#### Provided records

-- Begin --

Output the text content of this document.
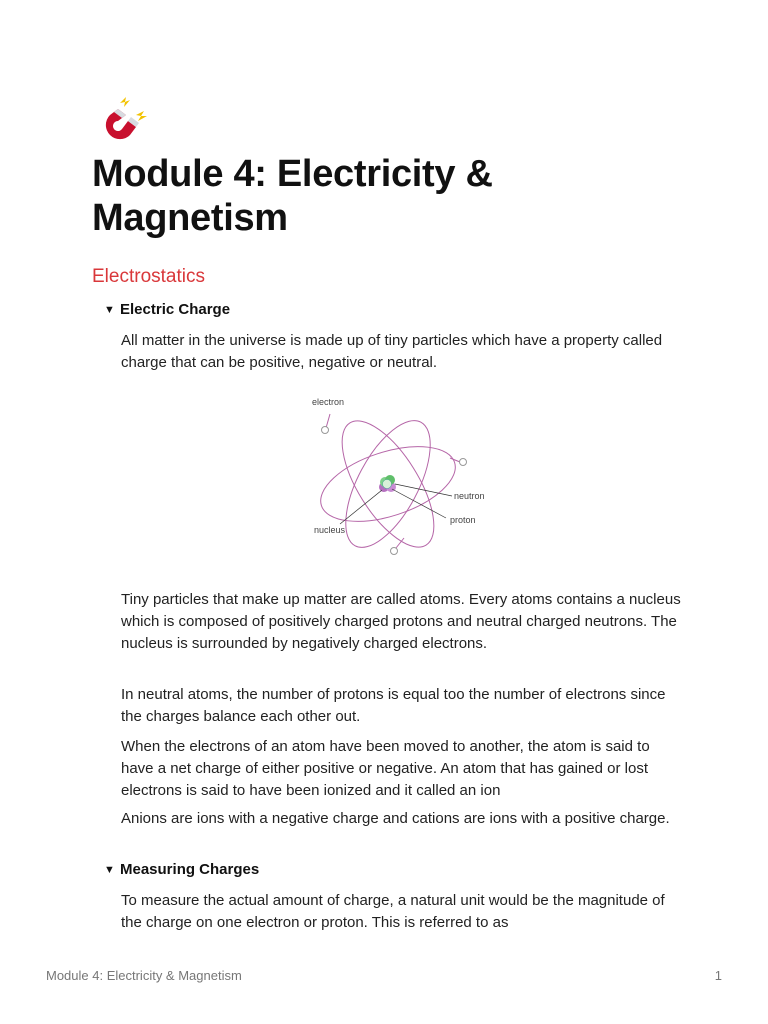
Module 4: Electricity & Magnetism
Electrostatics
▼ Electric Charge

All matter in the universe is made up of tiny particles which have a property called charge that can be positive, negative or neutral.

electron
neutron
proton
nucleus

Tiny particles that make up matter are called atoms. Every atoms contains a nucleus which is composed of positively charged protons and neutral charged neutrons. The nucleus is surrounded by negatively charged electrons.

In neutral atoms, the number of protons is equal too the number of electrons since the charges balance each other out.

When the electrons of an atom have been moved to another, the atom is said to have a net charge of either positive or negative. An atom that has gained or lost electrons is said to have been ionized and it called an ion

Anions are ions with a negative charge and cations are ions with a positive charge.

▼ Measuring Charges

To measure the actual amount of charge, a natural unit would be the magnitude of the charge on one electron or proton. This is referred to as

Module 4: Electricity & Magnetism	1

-- End --

Write the material out again exactly as it appears, dropping the pictures.

#### Response to the task
Output the text content of this document.
Module 4: Electricity & Magnetism
Electrostatics
▼ Electric Charge

All matter in the universe is made up of tiny particles which have a property called charge that can be positive, negative or neutral.

electron
neutron
proton
nucleus

Tiny particles that make up matter are called atoms. Every atoms contains a nucleus which is composed of positively charged protons and neutral charged neutrons. The nucleus is surrounded by negatively charged electrons.

In neutral atoms, the number of protons is equal too the number of electrons since the charges balance each other out.

When the electrons of an atom have been moved to another, the atom is said to have a net charge of either positive or negative. An atom that has gained or lost electrons is said to have been ionized and it called an ion

Anions are ions with a negative charge and cations are ions with a positive charge.

▼ Measuring Charges

To measure the actual amount of charge, a natural unit would be the magnitude of the charge on one electron or proton. This is referred to as

Module 4: Electricity & Magnetism	1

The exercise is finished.